#### Exercise description
Write out, word for word, the passage of the LWLock discussion below that opens with the words containing "It's also a" and closes with "enough to matter.".

#### Excerpt
—————

What kinds of scenarios motivate you to propose this?
--
Robert Haas
EnterpriseDB: http://www.enterprisedb.com
The Enterprise PostgreSQL Company
Hi,
On 2020-08-10 18:27:17 -0400, Robert Haas wrote:
On Tue, Jun 2, 2020 at 8:25 AM Drouvot, Bertrand <bdrouvot@amazon.com> wrote:
the patch adds into the LWLock struct:
last_holding_pid: last pid owner of the lock
last_mode: last holding mode of the last pid owner of the lock
nholders: number of holders (could be >1 in case of LW_SHARED)There's been significant work done over the years to get the size of
an LWLock down; I'm not very enthusiastic about making it bigger
again. See for example commit 6150a1b08a9fe7ead2b25240be46dddeae9d98e1
which embeds one of the LWLocks associated with a BufferDesc into the
structure to reduce the number of cache lines associated with common
buffer operations. I'm not sure whether this patch would increase the
space usage of a BufferDesc to more than one cache line again, but at
the very least it would make it a lot tighter, since it looks like it
adds 12 bytes to the size of each one.
+many. If anything I would like to make them *smaller*. We should strive
to make locking more and more granular, and that requires the space
overhead to be small. I'm unhappy enough about the tranche being in
there, and requiring padding etc.
I spent a *LOT* of sweat getting where we are, I'd be unhappy to regress
on size or efficiency.
It's also a little hard to believe that this doesn't hurt performance
on workloads with a lot of LWLock contention, although maybe not; it
doesn't seem crazy expensive, just possibly enough to matter.
Yea.

—————

Element location listings:
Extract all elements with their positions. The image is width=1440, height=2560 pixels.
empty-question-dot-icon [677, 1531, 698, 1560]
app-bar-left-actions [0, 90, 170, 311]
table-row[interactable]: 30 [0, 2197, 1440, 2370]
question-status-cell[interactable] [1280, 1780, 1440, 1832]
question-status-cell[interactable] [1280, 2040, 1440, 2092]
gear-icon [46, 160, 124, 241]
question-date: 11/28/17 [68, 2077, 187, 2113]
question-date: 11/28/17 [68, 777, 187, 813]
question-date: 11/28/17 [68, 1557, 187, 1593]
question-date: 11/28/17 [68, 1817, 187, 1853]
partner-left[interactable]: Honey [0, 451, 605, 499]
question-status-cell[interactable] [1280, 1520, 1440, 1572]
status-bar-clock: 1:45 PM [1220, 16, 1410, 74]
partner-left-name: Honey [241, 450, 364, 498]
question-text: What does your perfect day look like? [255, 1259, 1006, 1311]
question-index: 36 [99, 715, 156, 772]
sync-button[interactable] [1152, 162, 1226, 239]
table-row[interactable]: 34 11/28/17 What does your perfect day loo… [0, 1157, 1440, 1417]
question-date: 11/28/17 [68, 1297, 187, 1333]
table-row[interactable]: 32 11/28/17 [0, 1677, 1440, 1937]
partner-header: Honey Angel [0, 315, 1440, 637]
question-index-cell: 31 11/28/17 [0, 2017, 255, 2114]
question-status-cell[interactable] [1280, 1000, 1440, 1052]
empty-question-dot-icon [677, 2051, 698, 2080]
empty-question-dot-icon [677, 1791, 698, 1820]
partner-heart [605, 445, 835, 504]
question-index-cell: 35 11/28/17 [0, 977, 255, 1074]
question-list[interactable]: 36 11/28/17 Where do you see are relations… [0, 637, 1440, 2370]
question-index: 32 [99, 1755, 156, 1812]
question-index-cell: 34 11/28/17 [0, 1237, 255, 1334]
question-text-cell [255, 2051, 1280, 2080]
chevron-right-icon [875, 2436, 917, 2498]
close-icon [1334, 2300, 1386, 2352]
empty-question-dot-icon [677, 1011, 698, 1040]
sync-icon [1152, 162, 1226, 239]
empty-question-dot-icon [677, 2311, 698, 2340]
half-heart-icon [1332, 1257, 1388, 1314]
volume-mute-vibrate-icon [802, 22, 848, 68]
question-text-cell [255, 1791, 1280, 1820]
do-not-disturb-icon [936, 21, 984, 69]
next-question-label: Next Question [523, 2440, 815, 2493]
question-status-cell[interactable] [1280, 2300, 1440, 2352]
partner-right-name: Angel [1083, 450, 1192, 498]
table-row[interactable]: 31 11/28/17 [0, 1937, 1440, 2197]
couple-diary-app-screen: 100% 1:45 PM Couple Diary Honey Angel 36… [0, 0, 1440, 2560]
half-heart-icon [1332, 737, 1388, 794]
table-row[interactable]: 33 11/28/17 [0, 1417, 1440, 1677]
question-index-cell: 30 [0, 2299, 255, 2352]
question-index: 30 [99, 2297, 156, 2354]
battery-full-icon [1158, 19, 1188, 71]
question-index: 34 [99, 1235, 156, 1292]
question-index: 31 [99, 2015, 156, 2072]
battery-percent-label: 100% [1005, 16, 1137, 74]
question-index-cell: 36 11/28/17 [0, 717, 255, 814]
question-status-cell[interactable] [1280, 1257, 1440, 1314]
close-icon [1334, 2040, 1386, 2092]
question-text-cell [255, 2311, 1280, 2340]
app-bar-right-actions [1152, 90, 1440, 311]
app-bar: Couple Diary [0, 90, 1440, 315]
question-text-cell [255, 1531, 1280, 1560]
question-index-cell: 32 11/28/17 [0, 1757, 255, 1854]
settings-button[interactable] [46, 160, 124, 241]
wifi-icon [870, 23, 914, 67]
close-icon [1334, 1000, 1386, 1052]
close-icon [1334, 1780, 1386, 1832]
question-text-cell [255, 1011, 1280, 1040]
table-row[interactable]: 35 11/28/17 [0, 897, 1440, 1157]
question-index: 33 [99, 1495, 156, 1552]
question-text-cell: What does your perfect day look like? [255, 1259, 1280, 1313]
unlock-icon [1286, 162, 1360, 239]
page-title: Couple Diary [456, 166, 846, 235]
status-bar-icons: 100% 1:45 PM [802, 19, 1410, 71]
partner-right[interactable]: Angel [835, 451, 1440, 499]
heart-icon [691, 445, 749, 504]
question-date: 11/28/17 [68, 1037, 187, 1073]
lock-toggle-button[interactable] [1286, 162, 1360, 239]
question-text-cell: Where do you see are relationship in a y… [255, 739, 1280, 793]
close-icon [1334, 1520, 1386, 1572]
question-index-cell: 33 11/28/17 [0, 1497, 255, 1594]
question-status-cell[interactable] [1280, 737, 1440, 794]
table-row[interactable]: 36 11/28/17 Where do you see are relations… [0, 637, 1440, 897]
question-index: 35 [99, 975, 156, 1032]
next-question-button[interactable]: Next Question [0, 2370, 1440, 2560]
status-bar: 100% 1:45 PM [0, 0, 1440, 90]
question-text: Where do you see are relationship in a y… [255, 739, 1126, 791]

—————

#### Expected answer
It's also a little hard to believe that this doesn't hurt performance
on workloads with a lot of LWLock contention, although maybe not; it
doesn't seem crazy expensive, just possibly enough to matter.